Copy every line of the material below word for word.

----

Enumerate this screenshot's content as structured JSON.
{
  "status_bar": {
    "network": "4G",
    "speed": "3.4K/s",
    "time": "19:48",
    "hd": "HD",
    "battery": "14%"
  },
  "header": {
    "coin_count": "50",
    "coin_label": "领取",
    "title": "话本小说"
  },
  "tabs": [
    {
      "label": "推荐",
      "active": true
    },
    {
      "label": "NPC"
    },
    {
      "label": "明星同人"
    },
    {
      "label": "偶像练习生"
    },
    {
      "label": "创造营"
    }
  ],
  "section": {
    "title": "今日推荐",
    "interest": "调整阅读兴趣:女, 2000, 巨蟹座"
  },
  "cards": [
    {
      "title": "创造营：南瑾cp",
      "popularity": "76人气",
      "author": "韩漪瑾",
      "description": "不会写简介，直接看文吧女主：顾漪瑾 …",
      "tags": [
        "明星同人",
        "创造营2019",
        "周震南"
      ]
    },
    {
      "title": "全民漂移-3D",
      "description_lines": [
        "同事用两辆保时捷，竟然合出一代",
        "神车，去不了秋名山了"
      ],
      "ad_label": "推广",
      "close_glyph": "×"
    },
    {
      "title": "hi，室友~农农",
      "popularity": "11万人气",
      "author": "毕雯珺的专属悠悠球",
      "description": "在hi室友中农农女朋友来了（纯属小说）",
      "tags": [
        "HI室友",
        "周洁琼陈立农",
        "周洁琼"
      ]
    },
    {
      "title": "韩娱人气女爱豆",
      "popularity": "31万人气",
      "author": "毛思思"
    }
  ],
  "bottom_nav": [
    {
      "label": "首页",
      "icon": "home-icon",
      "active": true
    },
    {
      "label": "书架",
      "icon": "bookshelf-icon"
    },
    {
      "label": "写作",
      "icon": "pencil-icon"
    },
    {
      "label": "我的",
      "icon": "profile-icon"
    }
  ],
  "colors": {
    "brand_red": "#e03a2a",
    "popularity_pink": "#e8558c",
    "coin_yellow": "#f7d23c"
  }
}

----

● **EXERCISE RESULT**
Enumerate this screenshot's content as structured JSON.
{
  "status_bar": {
    "network": "4G",
    "speed": "3.4K/s",
    "time": "19:48",
    "hd": "HD",
    "battery": "14%"
  },
  "header": {
    "coin_count": "50",
    "coin_label": "领取",
    "title": "话本小说"
  },
  "tabs": [
    {
      "label": "推荐",
      "active": true
    },
    {
      "label": "NPC"
    },
    {
      "label": "明星同人"
    },
    {
      "label": "偶像练习生"
    },
    {
      "label": "创造营"
    }
  ],
  "section": {
    "title": "今日推荐",
    "interest": "调整阅读兴趣:女, 2000, 巨蟹座"
  },
  "cards": [
    {
      "title": "创造营：南瑾cp",
      "popularity": "76人气",
      "author": "韩漪瑾",
      "description": "不会写简介，直接看文吧女主：顾漪瑾 …",
      "tags": [
        "明星同人",
        "创造营2019",
        "周震南"
      ]
    },
    {
      "title": "全民漂移-3D",
      "description_lines": [
        "同事用两辆保时捷，竟然合出一代",
        "神车，去不了秋名山了"
      ],
      "ad_label": "推广",
      "close_glyph": "×"
    },
    {
      "title": "hi，室友~农农",
      "popularity": "11万人气",
      "author": "毕雯珺的专属悠悠球",
      "description": "在hi室友中农农女朋友来了（纯属小说）",
      "tags": [
        "HI室友",
        "周洁琼陈立农",
        "周洁琼"
      ]
    },
    {
      "title": "韩娱人气女爱豆",
      "popularity": "31万人气",
      "author": "毛思思"
    }
  ],
  "bottom_nav": [
    {
      "label": "首页",
      "icon": "home-icon",
      "active": true
    },
    {
      "label": "书架",
      "icon": "bookshelf-icon"
    },
    {
      "label": "写作",
      "icon": "pencil-icon"
    },
    {
      "label": "我的",
      "icon": "profile-icon"
    }
  ],
  "colors": {
    "brand_red": "#e03a2a",
    "popularity_pink": "#e8558c",
    "coin_yellow": "#f7d23c"
  }
}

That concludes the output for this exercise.